Information given →
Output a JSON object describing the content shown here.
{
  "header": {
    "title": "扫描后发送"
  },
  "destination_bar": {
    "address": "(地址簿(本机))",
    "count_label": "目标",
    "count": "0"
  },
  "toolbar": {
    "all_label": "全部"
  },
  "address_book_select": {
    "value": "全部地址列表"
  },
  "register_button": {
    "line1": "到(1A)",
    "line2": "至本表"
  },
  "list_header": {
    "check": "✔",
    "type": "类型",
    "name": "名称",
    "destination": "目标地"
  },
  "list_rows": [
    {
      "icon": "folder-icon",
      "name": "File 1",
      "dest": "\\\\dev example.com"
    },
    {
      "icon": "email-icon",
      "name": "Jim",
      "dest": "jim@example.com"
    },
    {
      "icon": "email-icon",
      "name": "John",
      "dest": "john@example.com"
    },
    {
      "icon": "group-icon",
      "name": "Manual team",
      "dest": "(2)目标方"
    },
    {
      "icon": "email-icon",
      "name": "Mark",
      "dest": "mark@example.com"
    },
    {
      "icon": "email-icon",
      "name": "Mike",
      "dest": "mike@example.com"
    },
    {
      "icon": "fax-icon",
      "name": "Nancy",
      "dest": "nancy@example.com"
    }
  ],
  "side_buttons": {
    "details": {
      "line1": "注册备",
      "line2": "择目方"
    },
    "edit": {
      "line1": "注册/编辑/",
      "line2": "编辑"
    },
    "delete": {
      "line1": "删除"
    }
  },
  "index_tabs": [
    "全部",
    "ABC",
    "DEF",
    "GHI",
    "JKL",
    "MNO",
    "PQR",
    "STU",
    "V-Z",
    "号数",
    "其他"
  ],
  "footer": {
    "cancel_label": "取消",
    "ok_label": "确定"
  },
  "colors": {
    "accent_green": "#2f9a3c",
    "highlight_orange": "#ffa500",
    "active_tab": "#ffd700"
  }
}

Task directions →
From the records above, extract every line exactly as it stands.

Output for this exercise →
Output a JSON object describing the content shown here.
{
  "header": {
    "title": "扫描后发送"
  },
  "destination_bar": {
    "address": "(地址簿(本机))",
    "count_label": "目标",
    "count": "0"
  },
  "toolbar": {
    "all_label": "全部"
  },
  "address_book_select": {
    "value": "全部地址列表"
  },
  "register_button": {
    "line1": "到(1A)",
    "line2": "至本表"
  },
  "list_header": {
    "check": "✔",
    "type": "类型",
    "name": "名称",
    "destination": "目标地"
  },
  "list_rows": [
    {
      "icon": "folder-icon",
      "name": "File 1",
      "dest": "\\\\dev example.com"
    },
    {
      "icon": "email-icon",
      "name": "Jim",
      "dest": "jim@example.com"
    },
    {
      "icon": "email-icon",
      "name": "John",
      "dest": "john@example.com"
    },
    {
      "icon": "group-icon",
      "name": "Manual team",
      "dest": "(2)目标方"
    },
    {
      "icon": "email-icon",
      "name": "Mark",
      "dest": "mark@example.com"
    },
    {
      "icon": "email-icon",
      "name": "Mike",
      "dest": "mike@example.com"
    },
    {
      "icon": "fax-icon",
      "name": "Nancy",
      "dest": "nancy@example.com"
    }
  ],
  "side_buttons": {
    "details": {
      "line1": "注册备",
      "line2": "择目方"
    },
    "edit": {
      "line1": "注册/编辑/",
      "line2": "编辑"
    },
    "delete": {
      "line1": "删除"
    }
  },
  "index_tabs": [
    "全部",
    "ABC",
    "DEF",
    "GHI",
    "JKL",
    "MNO",
    "PQR",
    "STU",
    "V-Z",
    "号数",
    "其他"
  ],
  "footer": {
    "cancel_label": "取消",
    "ok_label": "确定"
  },
  "colors": {
    "accent_green": "#2f9a3c",
    "highlight_orange": "#ffa500",
    "active_tab": "#ffd700"
  }
}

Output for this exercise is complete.